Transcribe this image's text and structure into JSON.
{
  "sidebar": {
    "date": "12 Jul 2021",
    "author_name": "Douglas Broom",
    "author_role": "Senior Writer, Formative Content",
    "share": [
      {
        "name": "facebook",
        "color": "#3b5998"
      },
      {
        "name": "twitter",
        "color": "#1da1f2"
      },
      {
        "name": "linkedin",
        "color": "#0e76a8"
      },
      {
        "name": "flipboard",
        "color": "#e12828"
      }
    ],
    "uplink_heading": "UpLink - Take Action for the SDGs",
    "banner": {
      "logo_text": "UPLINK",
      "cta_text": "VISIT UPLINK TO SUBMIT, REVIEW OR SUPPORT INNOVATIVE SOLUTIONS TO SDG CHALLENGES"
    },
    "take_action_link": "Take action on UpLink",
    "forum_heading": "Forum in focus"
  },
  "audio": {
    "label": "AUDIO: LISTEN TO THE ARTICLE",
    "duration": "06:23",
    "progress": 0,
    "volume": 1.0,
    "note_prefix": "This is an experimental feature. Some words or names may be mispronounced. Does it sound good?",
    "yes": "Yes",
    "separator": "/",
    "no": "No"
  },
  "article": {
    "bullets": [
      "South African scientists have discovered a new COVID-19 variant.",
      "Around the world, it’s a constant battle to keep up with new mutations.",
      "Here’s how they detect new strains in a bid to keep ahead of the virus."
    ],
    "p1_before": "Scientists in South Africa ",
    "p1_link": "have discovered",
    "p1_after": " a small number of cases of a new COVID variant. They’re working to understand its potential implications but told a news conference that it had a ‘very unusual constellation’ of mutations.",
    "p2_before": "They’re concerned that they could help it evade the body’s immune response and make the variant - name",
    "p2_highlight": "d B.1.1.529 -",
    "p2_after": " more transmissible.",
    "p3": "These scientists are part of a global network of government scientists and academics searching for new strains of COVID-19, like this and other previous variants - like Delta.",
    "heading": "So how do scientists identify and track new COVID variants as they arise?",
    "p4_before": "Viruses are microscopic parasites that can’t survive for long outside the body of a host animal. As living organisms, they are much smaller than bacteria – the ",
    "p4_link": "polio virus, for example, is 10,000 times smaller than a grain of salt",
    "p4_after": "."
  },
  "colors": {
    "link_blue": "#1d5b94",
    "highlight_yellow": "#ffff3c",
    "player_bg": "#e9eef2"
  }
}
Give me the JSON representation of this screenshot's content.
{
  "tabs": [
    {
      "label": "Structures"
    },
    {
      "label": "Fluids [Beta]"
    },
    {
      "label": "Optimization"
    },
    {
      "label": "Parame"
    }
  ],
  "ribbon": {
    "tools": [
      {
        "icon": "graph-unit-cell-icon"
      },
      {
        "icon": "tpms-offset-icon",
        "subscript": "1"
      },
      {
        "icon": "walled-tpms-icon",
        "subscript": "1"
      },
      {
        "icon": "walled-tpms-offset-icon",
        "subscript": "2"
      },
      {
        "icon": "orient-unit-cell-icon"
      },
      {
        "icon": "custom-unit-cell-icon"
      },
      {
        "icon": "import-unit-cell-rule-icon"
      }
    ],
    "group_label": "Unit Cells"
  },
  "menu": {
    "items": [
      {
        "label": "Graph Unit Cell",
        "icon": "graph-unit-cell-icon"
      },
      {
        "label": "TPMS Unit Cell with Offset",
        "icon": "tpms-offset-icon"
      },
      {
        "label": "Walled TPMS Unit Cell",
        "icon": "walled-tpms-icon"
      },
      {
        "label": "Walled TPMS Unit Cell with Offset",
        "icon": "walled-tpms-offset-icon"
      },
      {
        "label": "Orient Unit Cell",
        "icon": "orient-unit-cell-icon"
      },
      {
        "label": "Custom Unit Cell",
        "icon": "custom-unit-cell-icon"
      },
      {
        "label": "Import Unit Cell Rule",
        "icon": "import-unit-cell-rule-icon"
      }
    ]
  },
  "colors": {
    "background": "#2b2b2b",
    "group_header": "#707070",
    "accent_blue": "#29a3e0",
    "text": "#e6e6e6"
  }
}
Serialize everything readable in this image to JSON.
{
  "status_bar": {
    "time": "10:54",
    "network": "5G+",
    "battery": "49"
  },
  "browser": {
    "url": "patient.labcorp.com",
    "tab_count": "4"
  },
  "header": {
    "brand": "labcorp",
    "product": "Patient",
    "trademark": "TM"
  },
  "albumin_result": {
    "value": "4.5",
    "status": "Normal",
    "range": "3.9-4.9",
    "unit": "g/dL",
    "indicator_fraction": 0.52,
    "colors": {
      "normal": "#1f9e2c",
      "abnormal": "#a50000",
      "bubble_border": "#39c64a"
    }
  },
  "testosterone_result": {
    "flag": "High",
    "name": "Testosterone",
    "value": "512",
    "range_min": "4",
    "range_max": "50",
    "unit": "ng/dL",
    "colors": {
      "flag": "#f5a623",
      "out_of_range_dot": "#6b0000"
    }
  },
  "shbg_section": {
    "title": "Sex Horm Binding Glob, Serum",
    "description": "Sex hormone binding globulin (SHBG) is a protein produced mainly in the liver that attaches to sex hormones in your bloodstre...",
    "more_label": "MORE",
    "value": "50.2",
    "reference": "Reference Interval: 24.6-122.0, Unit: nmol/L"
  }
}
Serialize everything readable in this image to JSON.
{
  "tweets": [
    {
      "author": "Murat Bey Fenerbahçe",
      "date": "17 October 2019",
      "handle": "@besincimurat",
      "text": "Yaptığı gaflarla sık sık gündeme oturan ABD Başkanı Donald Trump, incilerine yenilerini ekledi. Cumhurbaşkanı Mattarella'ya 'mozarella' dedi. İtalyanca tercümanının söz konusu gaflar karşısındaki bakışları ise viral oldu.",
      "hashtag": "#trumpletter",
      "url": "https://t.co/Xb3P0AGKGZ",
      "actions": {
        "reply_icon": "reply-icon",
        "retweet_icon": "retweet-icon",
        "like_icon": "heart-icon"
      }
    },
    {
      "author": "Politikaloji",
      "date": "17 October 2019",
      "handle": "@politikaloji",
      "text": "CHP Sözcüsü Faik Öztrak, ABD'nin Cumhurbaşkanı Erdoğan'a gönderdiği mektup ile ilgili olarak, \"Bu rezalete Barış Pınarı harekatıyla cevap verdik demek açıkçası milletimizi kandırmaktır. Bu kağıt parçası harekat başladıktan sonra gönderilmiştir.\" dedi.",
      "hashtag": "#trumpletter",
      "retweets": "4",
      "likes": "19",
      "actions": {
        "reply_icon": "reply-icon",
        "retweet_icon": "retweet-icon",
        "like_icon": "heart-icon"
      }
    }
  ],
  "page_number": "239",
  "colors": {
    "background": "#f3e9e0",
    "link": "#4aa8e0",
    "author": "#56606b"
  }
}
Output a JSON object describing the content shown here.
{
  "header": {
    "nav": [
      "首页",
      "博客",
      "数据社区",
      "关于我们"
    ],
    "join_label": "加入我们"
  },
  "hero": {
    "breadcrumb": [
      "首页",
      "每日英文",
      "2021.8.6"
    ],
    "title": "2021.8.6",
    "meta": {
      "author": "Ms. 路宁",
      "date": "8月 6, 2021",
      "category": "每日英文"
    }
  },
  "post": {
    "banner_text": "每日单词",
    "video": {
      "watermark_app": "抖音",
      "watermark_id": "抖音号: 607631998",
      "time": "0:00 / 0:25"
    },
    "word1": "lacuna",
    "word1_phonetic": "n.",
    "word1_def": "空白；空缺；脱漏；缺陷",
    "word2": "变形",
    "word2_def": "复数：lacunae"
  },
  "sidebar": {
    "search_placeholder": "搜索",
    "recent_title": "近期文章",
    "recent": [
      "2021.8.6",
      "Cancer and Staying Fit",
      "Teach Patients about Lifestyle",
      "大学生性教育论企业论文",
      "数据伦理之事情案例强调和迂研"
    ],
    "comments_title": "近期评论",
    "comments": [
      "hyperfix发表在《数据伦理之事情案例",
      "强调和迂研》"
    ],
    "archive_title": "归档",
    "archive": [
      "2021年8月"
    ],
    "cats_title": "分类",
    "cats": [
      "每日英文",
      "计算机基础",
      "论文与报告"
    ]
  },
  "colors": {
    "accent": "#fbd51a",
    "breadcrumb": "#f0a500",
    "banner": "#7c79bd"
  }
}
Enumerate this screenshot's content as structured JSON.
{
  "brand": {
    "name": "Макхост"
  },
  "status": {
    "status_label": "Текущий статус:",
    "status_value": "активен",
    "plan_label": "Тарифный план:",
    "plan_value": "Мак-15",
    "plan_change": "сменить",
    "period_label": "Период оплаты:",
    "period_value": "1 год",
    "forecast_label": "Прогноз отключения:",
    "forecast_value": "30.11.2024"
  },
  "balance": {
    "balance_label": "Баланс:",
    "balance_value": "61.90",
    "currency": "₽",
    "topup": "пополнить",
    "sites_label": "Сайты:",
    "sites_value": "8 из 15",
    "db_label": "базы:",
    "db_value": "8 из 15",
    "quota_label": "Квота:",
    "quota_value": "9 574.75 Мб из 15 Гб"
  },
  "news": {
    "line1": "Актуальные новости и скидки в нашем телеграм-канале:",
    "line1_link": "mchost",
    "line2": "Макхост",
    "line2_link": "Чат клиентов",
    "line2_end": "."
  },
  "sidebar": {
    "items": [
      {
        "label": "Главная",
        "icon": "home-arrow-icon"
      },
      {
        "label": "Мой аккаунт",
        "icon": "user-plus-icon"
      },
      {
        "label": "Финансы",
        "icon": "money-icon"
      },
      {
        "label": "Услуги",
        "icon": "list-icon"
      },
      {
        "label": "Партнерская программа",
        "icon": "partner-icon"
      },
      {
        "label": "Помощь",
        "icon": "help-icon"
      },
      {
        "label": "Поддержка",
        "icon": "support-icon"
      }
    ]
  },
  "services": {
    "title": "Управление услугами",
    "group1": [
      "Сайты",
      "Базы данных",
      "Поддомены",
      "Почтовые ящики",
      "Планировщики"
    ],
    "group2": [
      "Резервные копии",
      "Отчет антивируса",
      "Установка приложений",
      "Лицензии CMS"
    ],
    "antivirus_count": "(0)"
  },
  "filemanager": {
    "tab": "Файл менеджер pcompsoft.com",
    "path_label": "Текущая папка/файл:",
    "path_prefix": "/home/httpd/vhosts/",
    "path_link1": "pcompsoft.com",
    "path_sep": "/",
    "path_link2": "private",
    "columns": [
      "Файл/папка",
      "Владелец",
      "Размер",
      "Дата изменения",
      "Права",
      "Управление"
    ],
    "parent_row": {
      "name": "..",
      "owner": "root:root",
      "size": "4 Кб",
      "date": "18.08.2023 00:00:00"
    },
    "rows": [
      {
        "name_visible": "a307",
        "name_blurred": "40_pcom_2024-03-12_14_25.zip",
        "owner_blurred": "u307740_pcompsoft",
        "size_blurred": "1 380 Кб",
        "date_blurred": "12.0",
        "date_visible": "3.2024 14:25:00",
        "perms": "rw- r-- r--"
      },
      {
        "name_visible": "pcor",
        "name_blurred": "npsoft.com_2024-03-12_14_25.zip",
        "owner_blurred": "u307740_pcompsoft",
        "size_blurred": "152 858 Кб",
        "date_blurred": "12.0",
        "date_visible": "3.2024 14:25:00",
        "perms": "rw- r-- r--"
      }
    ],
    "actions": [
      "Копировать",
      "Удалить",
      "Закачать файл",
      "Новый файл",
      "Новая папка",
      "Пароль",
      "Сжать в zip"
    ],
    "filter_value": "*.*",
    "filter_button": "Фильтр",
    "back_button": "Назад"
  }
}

######

REQUIRED ACTION: Throughout the material above, find each line with "than" and return it.

THE ANSWER:
    "p4_before": "Viruses are microscopic parasites that can’t survive for long outside the body of a host animal. As living organisms, they are much smaller than bacteria – the ",
    "p4_link": "polio virus, for example, is 10,000 times smaller than a grain of salt",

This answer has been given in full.